THE PROBLEM
Write the listing out again, all of it, word for word.

^^^^^^^^^^^^^^^^

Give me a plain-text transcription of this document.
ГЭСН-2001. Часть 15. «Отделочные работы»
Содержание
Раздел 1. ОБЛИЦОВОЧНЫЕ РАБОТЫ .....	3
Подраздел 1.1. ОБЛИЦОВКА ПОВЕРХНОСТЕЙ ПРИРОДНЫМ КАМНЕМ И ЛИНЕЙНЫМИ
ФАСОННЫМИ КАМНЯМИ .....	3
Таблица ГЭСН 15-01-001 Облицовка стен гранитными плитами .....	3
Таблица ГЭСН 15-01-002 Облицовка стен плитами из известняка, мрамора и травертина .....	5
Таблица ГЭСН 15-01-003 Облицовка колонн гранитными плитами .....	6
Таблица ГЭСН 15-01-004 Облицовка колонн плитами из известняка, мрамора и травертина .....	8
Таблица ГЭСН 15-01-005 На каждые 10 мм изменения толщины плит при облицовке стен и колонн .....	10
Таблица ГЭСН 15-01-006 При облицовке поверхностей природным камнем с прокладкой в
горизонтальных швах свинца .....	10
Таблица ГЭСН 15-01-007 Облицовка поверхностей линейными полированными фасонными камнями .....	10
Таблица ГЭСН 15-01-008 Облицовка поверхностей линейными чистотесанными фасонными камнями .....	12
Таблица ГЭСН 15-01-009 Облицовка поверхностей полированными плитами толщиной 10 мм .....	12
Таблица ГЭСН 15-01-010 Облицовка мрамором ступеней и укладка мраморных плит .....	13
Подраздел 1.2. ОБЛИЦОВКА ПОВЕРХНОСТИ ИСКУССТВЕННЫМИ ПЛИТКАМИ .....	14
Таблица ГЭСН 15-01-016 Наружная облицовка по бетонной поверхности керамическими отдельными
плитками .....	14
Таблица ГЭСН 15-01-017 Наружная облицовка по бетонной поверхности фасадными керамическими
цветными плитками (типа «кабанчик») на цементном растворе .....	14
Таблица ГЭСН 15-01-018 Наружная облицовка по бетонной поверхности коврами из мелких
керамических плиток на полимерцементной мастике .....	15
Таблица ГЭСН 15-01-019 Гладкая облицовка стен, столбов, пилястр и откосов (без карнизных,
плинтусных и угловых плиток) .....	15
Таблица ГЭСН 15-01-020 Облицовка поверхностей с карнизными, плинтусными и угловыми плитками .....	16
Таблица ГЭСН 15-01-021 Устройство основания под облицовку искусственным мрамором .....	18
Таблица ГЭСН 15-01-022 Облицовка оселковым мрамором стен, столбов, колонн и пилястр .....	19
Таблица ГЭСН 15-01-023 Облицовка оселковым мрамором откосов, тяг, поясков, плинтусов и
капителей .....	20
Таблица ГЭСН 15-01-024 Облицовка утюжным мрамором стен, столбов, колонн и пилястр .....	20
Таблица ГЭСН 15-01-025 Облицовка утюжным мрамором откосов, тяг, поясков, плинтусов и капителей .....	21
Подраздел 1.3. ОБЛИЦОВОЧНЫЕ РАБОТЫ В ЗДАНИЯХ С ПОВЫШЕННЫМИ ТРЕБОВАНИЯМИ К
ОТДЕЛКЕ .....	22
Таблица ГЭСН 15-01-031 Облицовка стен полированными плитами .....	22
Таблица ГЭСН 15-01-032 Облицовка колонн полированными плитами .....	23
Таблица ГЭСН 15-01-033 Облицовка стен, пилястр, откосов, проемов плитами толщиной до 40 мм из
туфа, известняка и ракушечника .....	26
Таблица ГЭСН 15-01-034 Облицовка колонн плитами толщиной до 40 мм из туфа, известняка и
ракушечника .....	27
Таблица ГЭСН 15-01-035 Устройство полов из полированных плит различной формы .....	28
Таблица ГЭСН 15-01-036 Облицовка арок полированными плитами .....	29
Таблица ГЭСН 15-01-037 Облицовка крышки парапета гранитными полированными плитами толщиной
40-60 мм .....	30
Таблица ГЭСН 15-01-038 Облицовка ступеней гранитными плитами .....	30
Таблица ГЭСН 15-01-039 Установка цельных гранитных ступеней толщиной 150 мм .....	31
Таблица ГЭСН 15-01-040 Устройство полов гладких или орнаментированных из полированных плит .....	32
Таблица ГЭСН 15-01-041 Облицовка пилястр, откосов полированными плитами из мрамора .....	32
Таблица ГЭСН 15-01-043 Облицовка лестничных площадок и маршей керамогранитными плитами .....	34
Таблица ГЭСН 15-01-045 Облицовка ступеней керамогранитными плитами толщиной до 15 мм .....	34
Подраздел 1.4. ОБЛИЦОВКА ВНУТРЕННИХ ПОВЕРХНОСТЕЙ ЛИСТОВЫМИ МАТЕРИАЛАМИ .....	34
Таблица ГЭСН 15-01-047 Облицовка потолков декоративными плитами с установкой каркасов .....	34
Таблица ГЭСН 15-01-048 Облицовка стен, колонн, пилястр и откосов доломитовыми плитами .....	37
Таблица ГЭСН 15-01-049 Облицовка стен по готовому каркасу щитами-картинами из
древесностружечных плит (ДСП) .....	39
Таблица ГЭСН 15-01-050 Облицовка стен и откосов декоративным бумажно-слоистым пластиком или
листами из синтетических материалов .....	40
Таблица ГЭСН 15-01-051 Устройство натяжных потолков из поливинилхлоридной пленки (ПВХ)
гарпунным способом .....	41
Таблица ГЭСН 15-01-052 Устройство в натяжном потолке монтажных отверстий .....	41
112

^^^^^^^^^^^^^^^^

OUTPUT BELOW
Give me a plain-text transcription of this document.
ГЭСН-2001. Часть 15. «Отделочные работы»
Содержание
Раздел 1. ОБЛИЦОВОЧНЫЕ РАБОТЫ .....	3
Подраздел 1.1. ОБЛИЦОВКА ПОВЕРХНОСТЕЙ ПРИРОДНЫМ КАМНЕМ И ЛИНЕЙНЫМИ
ФАСОННЫМИ КАМНЯМИ .....	3
Таблица ГЭСН 15-01-001 Облицовка стен гранитными плитами .....	3
Таблица ГЭСН 15-01-002 Облицовка стен плитами из известняка, мрамора и травертина .....	5
Таблица ГЭСН 15-01-003 Облицовка колонн гранитными плитами .....	6
Таблица ГЭСН 15-01-004 Облицовка колонн плитами из известняка, мрамора и травертина .....	8
Таблица ГЭСН 15-01-005 На каждые 10 мм изменения толщины плит при облицовке стен и колонн .....	10
Таблица ГЭСН 15-01-006 При облицовке поверхностей природным камнем с прокладкой в
горизонтальных швах свинца .....	10
Таблица ГЭСН 15-01-007 Облицовка поверхностей линейными полированными фасонными камнями .....	10
Таблица ГЭСН 15-01-008 Облицовка поверхностей линейными чистотесанными фасонными камнями .....	12
Таблица ГЭСН 15-01-009 Облицовка поверхностей полированными плитами толщиной 10 мм .....	12
Таблица ГЭСН 15-01-010 Облицовка мрамором ступеней и укладка мраморных плит .....	13
Подраздел 1.2. ОБЛИЦОВКА ПОВЕРХНОСТИ ИСКУССТВЕННЫМИ ПЛИТКАМИ .....	14
Таблица ГЭСН 15-01-016 Наружная облицовка по бетонной поверхности керамическими отдельными
плитками .....	14
Таблица ГЭСН 15-01-017 Наружная облицовка по бетонной поверхности фасадными керамическими
цветными плитками (типа «кабанчик») на цементном растворе .....	14
Таблица ГЭСН 15-01-018 Наружная облицовка по бетонной поверхности коврами из мелких
керамических плиток на полимерцементной мастике .....	15
Таблица ГЭСН 15-01-019 Гладкая облицовка стен, столбов, пилястр и откосов (без карнизных,
плинтусных и угловых плиток) .....	15
Таблица ГЭСН 15-01-020 Облицовка поверхностей с карнизными, плинтусными и угловыми плитками .....	16
Таблица ГЭСН 15-01-021 Устройство основания под облицовку искусственным мрамором .....	18
Таблица ГЭСН 15-01-022 Облицовка оселковым мрамором стен, столбов, колонн и пилястр .....	19
Таблица ГЭСН 15-01-023 Облицовка оселковым мрамором откосов, тяг, поясков, плинтусов и
капителей .....	20
Таблица ГЭСН 15-01-024 Облицовка утюжным мрамором стен, столбов, колонн и пилястр .....	20
Таблица ГЭСН 15-01-025 Облицовка утюжным мрамором откосов, тяг, поясков, плинтусов и капителей .....	21
Подраздел 1.3. ОБЛИЦОВОЧНЫЕ РАБОТЫ В ЗДАНИЯХ С ПОВЫШЕННЫМИ ТРЕБОВАНИЯМИ К
ОТДЕЛКЕ .....	22
Таблица ГЭСН 15-01-031 Облицовка стен полированными плитами .....	22
Таблица ГЭСН 15-01-032 Облицовка колонн полированными плитами .....	23
Таблица ГЭСН 15-01-033 Облицовка стен, пилястр, откосов, проемов плитами толщиной до 40 мм из
туфа, известняка и ракушечника .....	26
Таблица ГЭСН 15-01-034 Облицовка колонн плитами толщиной до 40 мм из туфа, известняка и
ракушечника .....	27
Таблица ГЭСН 15-01-035 Устройство полов из полированных плит различной формы .....	28
Таблица ГЭСН 15-01-036 Облицовка арок полированными плитами .....	29
Таблица ГЭСН 15-01-037 Облицовка крышки парапета гранитными полированными плитами толщиной
40-60 мм .....	30
Таблица ГЭСН 15-01-038 Облицовка ступеней гранитными плитами .....	30
Таблица ГЭСН 15-01-039 Установка цельных гранитных ступеней толщиной 150 мм .....	31
Таблица ГЭСН 15-01-040 Устройство полов гладких или орнаментированных из полированных плит .....	32
Таблица ГЭСН 15-01-041 Облицовка пилястр, откосов полированными плитами из мрамора .....	32
Таблица ГЭСН 15-01-043 Облицовка лестничных площадок и маршей керамогранитными плитами .....	34
Таблица ГЭСН 15-01-045 Облицовка ступеней керамогранитными плитами толщиной до 15 мм .....	34
Подраздел 1.4. ОБЛИЦОВКА ВНУТРЕННИХ ПОВЕРХНОСТЕЙ ЛИСТОВЫМИ МАТЕРИАЛАМИ .....	34
Таблица ГЭСН 15-01-047 Облицовка потолков декоративными плитами с установкой каркасов .....	34
Таблица ГЭСН 15-01-048 Облицовка стен, колонн, пилястр и откосов доломитовыми плитами .....	37
Таблица ГЭСН 15-01-049 Облицовка стен по готовому каркасу щитами-картинами из
древесностружечных плит (ДСП) .....	39
Таблица ГЭСН 15-01-050 Облицовка стен и откосов декоративным бумажно-слоистым пластиком или
листами из синтетических материалов .....	40
Таблица ГЭСН 15-01-051 Устройство натяжных потолков из поливинилхлоридной пленки (ПВХ)
гарпунным способом .....	41
Таблица ГЭСН 15-01-052 Устройство в натяжном потолке монтажных отверстий .....	41
112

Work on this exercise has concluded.